§ Written problem:
Pull every line with the word "kuvataideakatemia" out of the entries below.

§ Dataset records:
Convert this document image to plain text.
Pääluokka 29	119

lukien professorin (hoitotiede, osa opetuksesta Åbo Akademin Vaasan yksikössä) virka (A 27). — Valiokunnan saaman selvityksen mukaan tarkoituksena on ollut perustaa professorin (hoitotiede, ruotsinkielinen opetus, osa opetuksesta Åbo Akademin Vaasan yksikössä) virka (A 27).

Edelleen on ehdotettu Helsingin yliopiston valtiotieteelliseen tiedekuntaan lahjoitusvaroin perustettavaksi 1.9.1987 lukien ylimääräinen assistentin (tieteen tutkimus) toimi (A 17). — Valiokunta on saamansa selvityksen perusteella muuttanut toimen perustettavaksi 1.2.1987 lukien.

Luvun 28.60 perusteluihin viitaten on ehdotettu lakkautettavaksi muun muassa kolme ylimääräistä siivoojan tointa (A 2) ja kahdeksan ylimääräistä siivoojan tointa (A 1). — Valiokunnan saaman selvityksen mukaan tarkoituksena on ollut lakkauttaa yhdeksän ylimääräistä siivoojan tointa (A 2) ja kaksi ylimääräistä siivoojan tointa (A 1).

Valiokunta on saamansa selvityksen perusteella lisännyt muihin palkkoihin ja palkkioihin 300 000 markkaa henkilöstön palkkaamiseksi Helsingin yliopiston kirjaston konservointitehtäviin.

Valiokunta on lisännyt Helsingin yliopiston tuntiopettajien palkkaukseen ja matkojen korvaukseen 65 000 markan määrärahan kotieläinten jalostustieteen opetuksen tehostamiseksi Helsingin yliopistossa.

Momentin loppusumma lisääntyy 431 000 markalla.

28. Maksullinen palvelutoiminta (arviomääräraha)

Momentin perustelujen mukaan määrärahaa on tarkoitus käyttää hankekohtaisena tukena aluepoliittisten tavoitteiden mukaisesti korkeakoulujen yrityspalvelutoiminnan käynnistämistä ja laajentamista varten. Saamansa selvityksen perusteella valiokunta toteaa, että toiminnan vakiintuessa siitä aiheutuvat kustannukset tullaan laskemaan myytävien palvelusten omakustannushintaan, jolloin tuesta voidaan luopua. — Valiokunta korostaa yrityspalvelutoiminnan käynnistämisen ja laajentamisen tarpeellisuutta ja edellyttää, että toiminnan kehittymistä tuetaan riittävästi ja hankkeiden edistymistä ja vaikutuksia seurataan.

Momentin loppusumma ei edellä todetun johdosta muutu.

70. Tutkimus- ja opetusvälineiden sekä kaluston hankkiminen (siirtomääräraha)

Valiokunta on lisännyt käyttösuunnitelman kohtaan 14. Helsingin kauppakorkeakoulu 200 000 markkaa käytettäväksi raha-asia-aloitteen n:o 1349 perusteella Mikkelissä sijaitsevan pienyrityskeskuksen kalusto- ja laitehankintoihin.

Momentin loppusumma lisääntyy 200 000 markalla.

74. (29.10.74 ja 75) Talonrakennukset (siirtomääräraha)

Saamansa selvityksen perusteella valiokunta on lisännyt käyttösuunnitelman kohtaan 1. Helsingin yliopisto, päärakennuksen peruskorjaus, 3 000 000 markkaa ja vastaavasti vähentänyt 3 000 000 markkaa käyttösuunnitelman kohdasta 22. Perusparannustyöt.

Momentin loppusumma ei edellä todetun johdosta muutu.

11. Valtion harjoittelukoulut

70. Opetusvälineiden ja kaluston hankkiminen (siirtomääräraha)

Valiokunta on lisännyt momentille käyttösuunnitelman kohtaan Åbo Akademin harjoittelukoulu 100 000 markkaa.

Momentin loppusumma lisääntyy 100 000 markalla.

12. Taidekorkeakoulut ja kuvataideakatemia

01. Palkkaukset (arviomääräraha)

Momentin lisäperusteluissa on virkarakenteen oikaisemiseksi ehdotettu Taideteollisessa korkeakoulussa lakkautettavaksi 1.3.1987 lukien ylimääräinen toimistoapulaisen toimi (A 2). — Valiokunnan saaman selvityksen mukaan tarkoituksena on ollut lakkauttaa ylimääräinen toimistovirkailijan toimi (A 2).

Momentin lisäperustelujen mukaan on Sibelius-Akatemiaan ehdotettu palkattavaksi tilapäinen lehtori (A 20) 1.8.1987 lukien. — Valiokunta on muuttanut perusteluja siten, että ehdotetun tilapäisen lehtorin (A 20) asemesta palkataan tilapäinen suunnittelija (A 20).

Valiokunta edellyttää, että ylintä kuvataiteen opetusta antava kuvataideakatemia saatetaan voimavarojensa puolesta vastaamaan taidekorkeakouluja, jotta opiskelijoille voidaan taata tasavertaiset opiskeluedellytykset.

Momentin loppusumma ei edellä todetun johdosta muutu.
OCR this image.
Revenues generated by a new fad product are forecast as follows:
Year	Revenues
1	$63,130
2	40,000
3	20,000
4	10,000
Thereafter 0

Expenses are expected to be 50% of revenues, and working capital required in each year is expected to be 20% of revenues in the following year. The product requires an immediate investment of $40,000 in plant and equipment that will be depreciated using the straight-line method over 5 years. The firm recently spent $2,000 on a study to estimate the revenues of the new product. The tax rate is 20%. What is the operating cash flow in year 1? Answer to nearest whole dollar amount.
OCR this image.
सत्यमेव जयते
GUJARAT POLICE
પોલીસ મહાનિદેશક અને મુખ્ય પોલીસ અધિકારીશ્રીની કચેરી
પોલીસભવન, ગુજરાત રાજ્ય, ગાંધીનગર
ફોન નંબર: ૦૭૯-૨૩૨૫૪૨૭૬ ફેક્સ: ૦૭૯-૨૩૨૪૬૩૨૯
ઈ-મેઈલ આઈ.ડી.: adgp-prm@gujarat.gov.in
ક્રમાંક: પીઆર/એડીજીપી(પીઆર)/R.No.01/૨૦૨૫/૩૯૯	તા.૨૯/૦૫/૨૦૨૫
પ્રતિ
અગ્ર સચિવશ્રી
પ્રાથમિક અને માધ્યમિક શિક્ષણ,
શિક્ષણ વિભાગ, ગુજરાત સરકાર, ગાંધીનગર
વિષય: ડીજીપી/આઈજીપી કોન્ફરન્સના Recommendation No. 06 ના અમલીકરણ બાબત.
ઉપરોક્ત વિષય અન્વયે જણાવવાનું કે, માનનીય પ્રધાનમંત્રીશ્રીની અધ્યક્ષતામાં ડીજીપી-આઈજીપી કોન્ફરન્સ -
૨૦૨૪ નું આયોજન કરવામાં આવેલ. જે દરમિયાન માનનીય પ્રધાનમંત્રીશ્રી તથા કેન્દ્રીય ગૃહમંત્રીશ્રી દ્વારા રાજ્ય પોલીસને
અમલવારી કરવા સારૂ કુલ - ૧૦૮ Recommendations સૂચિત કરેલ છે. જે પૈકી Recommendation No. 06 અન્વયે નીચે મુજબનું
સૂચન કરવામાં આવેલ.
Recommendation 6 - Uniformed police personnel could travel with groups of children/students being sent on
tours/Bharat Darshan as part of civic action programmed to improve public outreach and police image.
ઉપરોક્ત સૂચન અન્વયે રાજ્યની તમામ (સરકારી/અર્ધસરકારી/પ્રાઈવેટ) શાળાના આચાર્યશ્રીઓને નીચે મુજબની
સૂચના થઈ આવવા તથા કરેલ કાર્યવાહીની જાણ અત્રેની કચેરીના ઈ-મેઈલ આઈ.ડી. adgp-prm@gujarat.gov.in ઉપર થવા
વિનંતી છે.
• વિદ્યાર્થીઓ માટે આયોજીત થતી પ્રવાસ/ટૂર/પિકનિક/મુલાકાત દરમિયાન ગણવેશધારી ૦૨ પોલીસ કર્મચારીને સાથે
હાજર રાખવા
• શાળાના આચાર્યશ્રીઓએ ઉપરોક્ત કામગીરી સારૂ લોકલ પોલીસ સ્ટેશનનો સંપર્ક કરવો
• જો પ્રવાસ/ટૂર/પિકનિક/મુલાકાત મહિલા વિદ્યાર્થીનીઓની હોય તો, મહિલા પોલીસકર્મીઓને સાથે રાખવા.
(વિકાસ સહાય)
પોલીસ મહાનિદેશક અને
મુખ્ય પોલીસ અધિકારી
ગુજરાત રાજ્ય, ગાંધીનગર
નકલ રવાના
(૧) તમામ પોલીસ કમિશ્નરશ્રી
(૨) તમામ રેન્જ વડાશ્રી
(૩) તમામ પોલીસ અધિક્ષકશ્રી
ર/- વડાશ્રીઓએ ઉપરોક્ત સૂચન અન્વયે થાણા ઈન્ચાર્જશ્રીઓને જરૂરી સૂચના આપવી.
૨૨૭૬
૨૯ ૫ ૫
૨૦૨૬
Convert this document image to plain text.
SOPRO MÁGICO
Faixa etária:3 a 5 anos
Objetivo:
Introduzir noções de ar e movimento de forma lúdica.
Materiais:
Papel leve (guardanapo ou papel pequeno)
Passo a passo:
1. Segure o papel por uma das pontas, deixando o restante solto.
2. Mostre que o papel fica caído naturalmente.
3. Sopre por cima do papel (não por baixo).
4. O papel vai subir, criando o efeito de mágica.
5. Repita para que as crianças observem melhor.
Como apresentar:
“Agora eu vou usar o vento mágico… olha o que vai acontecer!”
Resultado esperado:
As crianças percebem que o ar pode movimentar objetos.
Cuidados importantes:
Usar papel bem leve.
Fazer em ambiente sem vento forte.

§ Task response:
12. Taidekorkeakoulut ja kuvataideakatemia
Valiokunta edellyttää, että ylintä kuvataiteen opetusta antava kuvataideakatemia saatetaan voimavarojensa puolesta vastaamaan taidekorkeakouluja, jotta opiskelijoille voidaan taata tasavertaiset opiskeluedellytykset.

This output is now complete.